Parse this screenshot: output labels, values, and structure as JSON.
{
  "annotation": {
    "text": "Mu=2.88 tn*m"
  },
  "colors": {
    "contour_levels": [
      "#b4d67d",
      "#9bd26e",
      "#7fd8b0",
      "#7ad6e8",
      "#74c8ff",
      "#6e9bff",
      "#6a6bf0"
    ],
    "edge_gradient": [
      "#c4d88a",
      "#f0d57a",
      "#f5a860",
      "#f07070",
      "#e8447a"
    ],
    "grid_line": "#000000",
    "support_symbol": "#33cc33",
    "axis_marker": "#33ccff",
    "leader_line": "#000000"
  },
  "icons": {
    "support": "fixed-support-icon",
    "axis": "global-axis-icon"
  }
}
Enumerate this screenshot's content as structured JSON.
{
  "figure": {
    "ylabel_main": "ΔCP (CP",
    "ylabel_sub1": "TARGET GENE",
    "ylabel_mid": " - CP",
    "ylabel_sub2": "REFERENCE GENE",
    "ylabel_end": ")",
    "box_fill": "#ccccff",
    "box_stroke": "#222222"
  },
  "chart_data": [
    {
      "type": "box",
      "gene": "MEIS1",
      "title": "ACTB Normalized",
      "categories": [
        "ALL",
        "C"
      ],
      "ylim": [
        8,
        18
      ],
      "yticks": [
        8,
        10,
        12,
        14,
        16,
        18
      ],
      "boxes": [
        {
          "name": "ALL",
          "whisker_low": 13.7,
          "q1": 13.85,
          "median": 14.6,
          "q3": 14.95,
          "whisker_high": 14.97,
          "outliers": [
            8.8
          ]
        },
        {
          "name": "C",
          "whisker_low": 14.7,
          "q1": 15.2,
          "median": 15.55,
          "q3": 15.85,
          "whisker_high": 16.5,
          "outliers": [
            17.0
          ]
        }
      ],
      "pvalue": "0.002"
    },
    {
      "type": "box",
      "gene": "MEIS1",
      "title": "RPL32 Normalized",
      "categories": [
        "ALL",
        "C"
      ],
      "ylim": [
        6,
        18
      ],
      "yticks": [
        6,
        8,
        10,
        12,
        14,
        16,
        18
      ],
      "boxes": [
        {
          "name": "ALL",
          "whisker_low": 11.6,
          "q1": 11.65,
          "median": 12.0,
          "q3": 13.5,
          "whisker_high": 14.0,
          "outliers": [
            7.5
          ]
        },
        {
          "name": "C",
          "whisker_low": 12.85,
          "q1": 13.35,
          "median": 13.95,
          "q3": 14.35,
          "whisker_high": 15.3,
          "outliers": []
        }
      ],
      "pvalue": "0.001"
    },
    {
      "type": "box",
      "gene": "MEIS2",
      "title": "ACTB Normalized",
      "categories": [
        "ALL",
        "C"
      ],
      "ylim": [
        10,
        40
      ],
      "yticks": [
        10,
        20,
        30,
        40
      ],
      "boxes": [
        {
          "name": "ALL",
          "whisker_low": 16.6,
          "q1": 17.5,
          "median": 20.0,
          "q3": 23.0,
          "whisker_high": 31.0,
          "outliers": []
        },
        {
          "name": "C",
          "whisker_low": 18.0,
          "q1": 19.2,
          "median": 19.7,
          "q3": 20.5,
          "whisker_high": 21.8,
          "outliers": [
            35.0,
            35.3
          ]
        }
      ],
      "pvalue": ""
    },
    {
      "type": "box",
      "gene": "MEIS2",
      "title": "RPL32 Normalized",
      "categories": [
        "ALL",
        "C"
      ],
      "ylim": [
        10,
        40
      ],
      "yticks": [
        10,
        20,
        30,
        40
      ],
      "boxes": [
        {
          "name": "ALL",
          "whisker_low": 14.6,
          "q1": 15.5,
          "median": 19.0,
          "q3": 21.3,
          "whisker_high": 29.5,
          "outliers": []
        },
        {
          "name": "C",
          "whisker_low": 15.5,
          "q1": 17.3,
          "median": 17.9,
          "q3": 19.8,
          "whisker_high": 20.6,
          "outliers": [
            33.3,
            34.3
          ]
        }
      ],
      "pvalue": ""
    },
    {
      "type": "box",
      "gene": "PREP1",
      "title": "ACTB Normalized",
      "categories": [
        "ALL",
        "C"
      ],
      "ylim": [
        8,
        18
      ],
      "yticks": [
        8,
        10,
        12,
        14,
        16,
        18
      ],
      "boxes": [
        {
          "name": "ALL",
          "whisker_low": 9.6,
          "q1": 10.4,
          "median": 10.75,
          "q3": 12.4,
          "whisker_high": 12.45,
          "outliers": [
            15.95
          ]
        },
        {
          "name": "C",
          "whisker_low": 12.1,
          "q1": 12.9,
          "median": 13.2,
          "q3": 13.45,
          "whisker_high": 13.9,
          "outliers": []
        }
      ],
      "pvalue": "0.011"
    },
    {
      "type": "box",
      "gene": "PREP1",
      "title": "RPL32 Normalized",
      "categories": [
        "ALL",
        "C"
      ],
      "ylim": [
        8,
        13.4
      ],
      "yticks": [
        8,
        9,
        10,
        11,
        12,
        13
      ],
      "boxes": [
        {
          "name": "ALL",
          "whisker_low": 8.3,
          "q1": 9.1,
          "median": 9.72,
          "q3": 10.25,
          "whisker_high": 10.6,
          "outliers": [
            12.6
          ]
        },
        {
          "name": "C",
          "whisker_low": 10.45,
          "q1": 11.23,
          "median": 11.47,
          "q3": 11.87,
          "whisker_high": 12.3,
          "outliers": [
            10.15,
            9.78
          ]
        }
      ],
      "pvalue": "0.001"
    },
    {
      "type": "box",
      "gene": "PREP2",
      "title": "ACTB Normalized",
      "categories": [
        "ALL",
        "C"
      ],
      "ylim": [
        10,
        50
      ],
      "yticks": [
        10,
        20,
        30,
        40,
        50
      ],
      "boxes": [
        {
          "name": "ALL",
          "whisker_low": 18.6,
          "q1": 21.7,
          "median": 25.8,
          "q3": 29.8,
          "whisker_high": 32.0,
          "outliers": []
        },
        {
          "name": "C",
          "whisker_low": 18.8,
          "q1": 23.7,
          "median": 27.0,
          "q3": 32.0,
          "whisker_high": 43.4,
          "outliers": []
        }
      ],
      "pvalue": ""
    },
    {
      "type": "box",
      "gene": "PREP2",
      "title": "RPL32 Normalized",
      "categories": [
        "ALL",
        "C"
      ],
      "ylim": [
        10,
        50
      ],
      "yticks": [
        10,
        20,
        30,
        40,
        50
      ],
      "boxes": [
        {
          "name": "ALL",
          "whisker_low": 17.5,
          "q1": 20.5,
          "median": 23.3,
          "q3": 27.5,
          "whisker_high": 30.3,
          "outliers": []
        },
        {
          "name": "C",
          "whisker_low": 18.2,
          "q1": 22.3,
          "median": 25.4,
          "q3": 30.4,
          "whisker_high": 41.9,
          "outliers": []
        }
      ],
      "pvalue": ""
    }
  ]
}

+ + +

What is required: Retype each record exactly, leaving nothing out.

Complete response:
Parse this screenshot: output labels, values, and structure as JSON.
{
  "annotation": {
    "text": "Mu=2.88 tn*m"
  },
  "colors": {
    "contour_levels": [
      "#b4d67d",
      "#9bd26e",
      "#7fd8b0",
      "#7ad6e8",
      "#74c8ff",
      "#6e9bff",
      "#6a6bf0"
    ],
    "edge_gradient": [
      "#c4d88a",
      "#f0d57a",
      "#f5a860",
      "#f07070",
      "#e8447a"
    ],
    "grid_line": "#000000",
    "support_symbol": "#33cc33",
    "axis_marker": "#33ccff",
    "leader_line": "#000000"
  },
  "icons": {
    "support": "fixed-support-icon",
    "axis": "global-axis-icon"
  }
}
Enumerate this screenshot's content as structured JSON.
{
  "figure": {
    "ylabel_main": "ΔCP (CP",
    "ylabel_sub1": "TARGET GENE",
    "ylabel_mid": " - CP",
    "ylabel_sub2": "REFERENCE GENE",
    "ylabel_end": ")",
    "box_fill": "#ccccff",
    "box_stroke": "#222222"
  },
  "chart_data": [
    {
      "type": "box",
      "gene": "MEIS1",
      "title": "ACTB Normalized",
      "categories": [
        "ALL",
        "C"
      ],
      "ylim": [
        8,
        18
      ],
      "yticks": [
        8,
        10,
        12,
        14,
        16,
        18
      ],
      "boxes": [
        {
          "name": "ALL",
          "whisker_low": 13.7,
          "q1": 13.85,
          "median": 14.6,
          "q3": 14.95,
          "whisker_high": 14.97,
          "outliers": [
            8.8
          ]
        },
        {
          "name": "C",
          "whisker_low": 14.7,
          "q1": 15.2,
          "median": 15.55,
          "q3": 15.85,
          "whisker_high": 16.5,
          "outliers": [
            17.0
          ]
        }
      ],
      "pvalue": "0.002"
    },
    {
      "type": "box",
      "gene": "MEIS1",
      "title": "RPL32 Normalized",
      "categories": [
        "ALL",
        "C"
      ],
      "ylim": [
        6,
        18
      ],
      "yticks": [
        6,
        8,
        10,
        12,
        14,
        16,
        18
      ],
      "boxes": [
        {
          "name": "ALL",
          "whisker_low": 11.6,
          "q1": 11.65,
          "median": 12.0,
          "q3": 13.5,
          "whisker_high": 14.0,
          "outliers": [
            7.5
          ]
        },
        {
          "name": "C",
          "whisker_low": 12.85,
          "q1": 13.35,
          "median": 13.95,
          "q3": 14.35,
          "whisker_high": 15.3,
          "outliers": []
        }
      ],
      "pvalue": "0.001"
    },
    {
      "type": "box",
      "gene": "MEIS2",
      "title": "ACTB Normalized",
      "categories": [
        "ALL",
        "C"
      ],
      "ylim": [
        10,
        40
      ],
      "yticks": [
        10,
        20,
        30,
        40
      ],
      "boxes": [
        {
          "name": "ALL",
          "whisker_low": 16.6,
          "q1": 17.5,
          "median": 20.0,
          "q3": 23.0,
          "whisker_high": 31.0,
          "outliers": []
        },
        {
          "name": "C",
          "whisker_low": 18.0,
          "q1": 19.2,
          "median": 19.7,
          "q3": 20.5,
          "whisker_high": 21.8,
          "outliers": [
            35.0,
            35.3
          ]
        }
      ],
      "pvalue": ""
    },
    {
      "type": "box",
      "gene": "MEIS2",
      "title": "RPL32 Normalized",
      "categories": [
        "ALL",
        "C"
      ],
      "ylim": [
        10,
        40
      ],
      "yticks": [
        10,
        20,
        30,
        40
      ],
      "boxes": [
        {
          "name": "ALL",
          "whisker_low": 14.6,
          "q1": 15.5,
          "median": 19.0,
          "q3": 21.3,
          "whisker_high": 29.5,
          "outliers": []
        },
        {
          "name": "C",
          "whisker_low": 15.5,
          "q1": 17.3,
          "median": 17.9,
          "q3": 19.8,
          "whisker_high": 20.6,
          "outliers": [
            33.3,
            34.3
          ]
        }
      ],
      "pvalue": ""
    },
    {
      "type": "box",
      "gene": "PREP1",
      "title": "ACTB Normalized",
      "categories": [
        "ALL",
        "C"
      ],
      "ylim": [
        8,
        18
      ],
      "yticks": [
        8,
        10,
        12,
        14,
        16,
        18
      ],
      "boxes": [
        {
          "name": "ALL",
          "whisker_low": 9.6,
          "q1": 10.4,
          "median": 10.75,
          "q3": 12.4,
          "whisker_high": 12.45,
          "outliers": [
            15.95
          ]
        },
        {
          "name": "C",
          "whisker_low": 12.1,
          "q1": 12.9,
          "median": 13.2,
          "q3": 13.45,
          "whisker_high": 13.9,
          "outliers": []
        }
      ],
      "pvalue": "0.011"
    },
    {
      "type": "box",
      "gene": "PREP1",
      "title": "RPL32 Normalized",
      "categories": [
        "ALL",
        "C"
      ],
      "ylim": [
        8,
        13.4
      ],
      "yticks": [
        8,
        9,
        10,
        11,
        12,
        13
      ],
      "boxes": [
        {
          "name": "ALL",
          "whisker_low": 8.3,
          "q1": 9.1,
          "median": 9.72,
          "q3": 10.25,
          "whisker_high": 10.6,
          "outliers": [
            12.6
          ]
        },
        {
          "name": "C",
          "whisker_low": 10.45,
          "q1": 11.23,
          "median": 11.47,
          "q3": 11.87,
          "whisker_high": 12.3,
          "outliers": [
            10.15,
            9.78
          ]
        }
      ],
      "pvalue": "0.001"
    },
    {
      "type": "box",
      "gene": "PREP2",
      "title": "ACTB Normalized",
      "categories": [
        "ALL",
        "C"
      ],
      "ylim": [
        10,
        50
      ],
      "yticks": [
        10,
        20,
        30,
        40,
        50
      ],
      "boxes": [
        {
          "name": "ALL",
          "whisker_low": 18.6,
          "q1": 21.7,
          "median": 25.8,
          "q3": 29.8,
          "whisker_high": 32.0,
          "outliers": []
        },
        {
          "name": "C",
          "whisker_low": 18.8,
          "q1": 23.7,
          "median": 27.0,
          "q3": 32.0,
          "whisker_high": 43.4,
          "outliers": []
        }
      ],
      "pvalue": ""
    },
    {
      "type": "box",
      "gene": "PREP2",
      "title": "RPL32 Normalized",
      "categories": [
        "ALL",
        "C"
      ],
      "ylim": [
        10,
        50
      ],
      "yticks": [
        10,
        20,
        30,
        40,
        50
      ],
      "boxes": [
        {
          "name": "ALL",
          "whisker_low": 17.5,
          "q1": 20.5,
          "median": 23.3,
          "q3": 27.5,
          "whisker_high": 30.3,
          "outliers": []
        },
        {
          "name": "C",
          "whisker_low": 18.2,
          "q1": 22.3,
          "median": 25.4,
          "q3": 30.4,
          "whisker_high": 41.9,
          "outliers": []
        }
      ],
      "pvalue": ""
    }
  ]
}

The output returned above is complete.